# WHAT NEEDS TO BE DONE:
Reproduce all of the data exactly.

# DATA FOR THIS EXERCISE:

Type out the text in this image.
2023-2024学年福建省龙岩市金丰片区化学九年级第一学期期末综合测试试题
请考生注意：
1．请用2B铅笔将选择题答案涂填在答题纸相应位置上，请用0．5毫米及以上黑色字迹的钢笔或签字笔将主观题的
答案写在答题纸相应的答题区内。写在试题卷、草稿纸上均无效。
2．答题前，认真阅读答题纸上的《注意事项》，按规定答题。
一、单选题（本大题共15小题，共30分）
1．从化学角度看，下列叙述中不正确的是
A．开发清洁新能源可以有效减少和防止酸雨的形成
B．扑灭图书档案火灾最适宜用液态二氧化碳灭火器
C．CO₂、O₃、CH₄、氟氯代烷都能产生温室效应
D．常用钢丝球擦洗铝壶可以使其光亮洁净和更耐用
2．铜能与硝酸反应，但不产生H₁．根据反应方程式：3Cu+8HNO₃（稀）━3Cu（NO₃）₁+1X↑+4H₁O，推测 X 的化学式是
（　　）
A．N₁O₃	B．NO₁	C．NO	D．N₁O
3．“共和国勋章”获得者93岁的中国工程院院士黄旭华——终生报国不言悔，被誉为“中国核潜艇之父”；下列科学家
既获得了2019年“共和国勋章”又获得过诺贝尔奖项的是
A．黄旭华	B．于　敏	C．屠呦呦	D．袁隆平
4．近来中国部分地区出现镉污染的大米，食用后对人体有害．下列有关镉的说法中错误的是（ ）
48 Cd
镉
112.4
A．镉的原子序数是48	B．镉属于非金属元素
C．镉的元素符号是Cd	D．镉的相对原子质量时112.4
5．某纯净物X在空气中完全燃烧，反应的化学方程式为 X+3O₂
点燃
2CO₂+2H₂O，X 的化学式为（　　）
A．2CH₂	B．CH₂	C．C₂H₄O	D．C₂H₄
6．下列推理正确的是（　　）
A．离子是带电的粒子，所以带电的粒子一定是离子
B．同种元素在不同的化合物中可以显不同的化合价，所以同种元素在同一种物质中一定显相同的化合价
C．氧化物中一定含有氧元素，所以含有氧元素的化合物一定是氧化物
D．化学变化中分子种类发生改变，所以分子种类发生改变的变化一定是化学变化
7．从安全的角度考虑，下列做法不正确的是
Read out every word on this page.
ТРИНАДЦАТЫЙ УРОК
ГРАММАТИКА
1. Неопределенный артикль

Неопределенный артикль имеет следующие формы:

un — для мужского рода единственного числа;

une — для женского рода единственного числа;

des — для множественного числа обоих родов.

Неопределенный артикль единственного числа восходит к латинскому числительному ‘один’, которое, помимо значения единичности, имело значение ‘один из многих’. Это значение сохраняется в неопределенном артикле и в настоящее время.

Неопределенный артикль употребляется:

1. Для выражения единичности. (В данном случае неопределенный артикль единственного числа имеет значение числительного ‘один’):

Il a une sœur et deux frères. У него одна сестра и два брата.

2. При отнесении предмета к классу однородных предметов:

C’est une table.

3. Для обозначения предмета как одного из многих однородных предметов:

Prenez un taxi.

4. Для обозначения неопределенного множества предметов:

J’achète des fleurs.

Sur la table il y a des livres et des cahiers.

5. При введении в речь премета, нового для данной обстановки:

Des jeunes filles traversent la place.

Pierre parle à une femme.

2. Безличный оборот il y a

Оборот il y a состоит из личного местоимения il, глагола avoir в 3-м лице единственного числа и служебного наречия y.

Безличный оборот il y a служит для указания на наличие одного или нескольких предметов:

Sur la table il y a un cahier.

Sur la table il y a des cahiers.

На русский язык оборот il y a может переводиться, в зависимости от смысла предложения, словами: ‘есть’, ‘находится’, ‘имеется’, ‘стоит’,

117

# FULL OUTPUT:
Type out the text in this image.
2023-2024学年福建省龙岩市金丰片区化学九年级第一学期期末综合测试试题
请考生注意：
1．请用2B铅笔将选择题答案涂填在答题纸相应位置上，请用0．5毫米及以上黑色字迹的钢笔或签字笔将主观题的
答案写在答题纸相应的答题区内。写在试题卷、草稿纸上均无效。
2．答题前，认真阅读答题纸上的《注意事项》，按规定答题。
一、单选题（本大题共15小题，共30分）
1．从化学角度看，下列叙述中不正确的是
A．开发清洁新能源可以有效减少和防止酸雨的形成
B．扑灭图书档案火灾最适宜用液态二氧化碳灭火器
C．CO₂、O₃、CH₄、氟氯代烷都能产生温室效应
D．常用钢丝球擦洗铝壶可以使其光亮洁净和更耐用
2．铜能与硝酸反应，但不产生H₁．根据反应方程式：3Cu+8HNO₃（稀）━3Cu（NO₃）₁+1X↑+4H₁O，推测 X 的化学式是
（　　）
A．N₁O₃	B．NO₁	C．NO	D．N₁O
3．“共和国勋章”获得者93岁的中国工程院院士黄旭华——终生报国不言悔，被誉为“中国核潜艇之父”；下列科学家
既获得了2019年“共和国勋章”又获得过诺贝尔奖项的是
A．黄旭华	B．于　敏	C．屠呦呦	D．袁隆平
4．近来中国部分地区出现镉污染的大米，食用后对人体有害．下列有关镉的说法中错误的是（ ）
48 Cd
镉
112.4
A．镉的原子序数是48	B．镉属于非金属元素
C．镉的元素符号是Cd	D．镉的相对原子质量时112.4
5．某纯净物X在空气中完全燃烧，反应的化学方程式为 X+3O₂
点燃
2CO₂+2H₂O，X 的化学式为（　　）
A．2CH₂	B．CH₂	C．C₂H₄O	D．C₂H₄
6．下列推理正确的是（　　）
A．离子是带电的粒子，所以带电的粒子一定是离子
B．同种元素在不同的化合物中可以显不同的化合价，所以同种元素在同一种物质中一定显相同的化合价
C．氧化物中一定含有氧元素，所以含有氧元素的化合物一定是氧化物
D．化学变化中分子种类发生改变，所以分子种类发生改变的变化一定是化学变化
7．从安全的角度考虑，下列做法不正确的是
Read out every word on this page.
ТРИНАДЦАТЫЙ УРОК
ГРАММАТИКА
1. Неопределенный артикль

Неопределенный артикль имеет следующие формы:

un — для мужского рода единственного числа;

une — для женского рода единственного числа;

des — для множественного числа обоих родов.

Неопределенный артикль единственного числа восходит к латинскому числительному ‘один’, которое, помимо значения единичности, имело значение ‘один из многих’. Это значение сохраняется в неопределенном артикле и в настоящее время.

Неопределенный артикль употребляется:

1. Для выражения единичности. (В данном случае неопределенный артикль единственного числа имеет значение числительного ‘один’):

Il a une sœur et deux frères. У него одна сестра и два брата.

2. При отнесении предмета к классу однородных предметов:

C’est une table.

3. Для обозначения предмета как одного из многих однородных предметов:

Prenez un taxi.

4. Для обозначения неопределенного множества предметов:

J’achète des fleurs.

Sur la table il y a des livres et des cahiers.

5. При введении в речь премета, нового для данной обстановки:

Des jeunes filles traversent la place.

Pierre parle à une femme.

2. Безличный оборот il y a

Оборот il y a состоит из личного местоимения il, глагола avoir в 3-м лице единственного числа и служебного наречия y.

Безличный оборот il y a служит для указания на наличие одного или нескольких предметов:

Sur la table il y a un cahier.

Sur la table il y a des cahiers.

На русский язык оборот il y a может переводиться, в зависимости от смысла предложения, словами: ‘есть’, ‘находится’, ‘имеется’, ‘стоит’,

117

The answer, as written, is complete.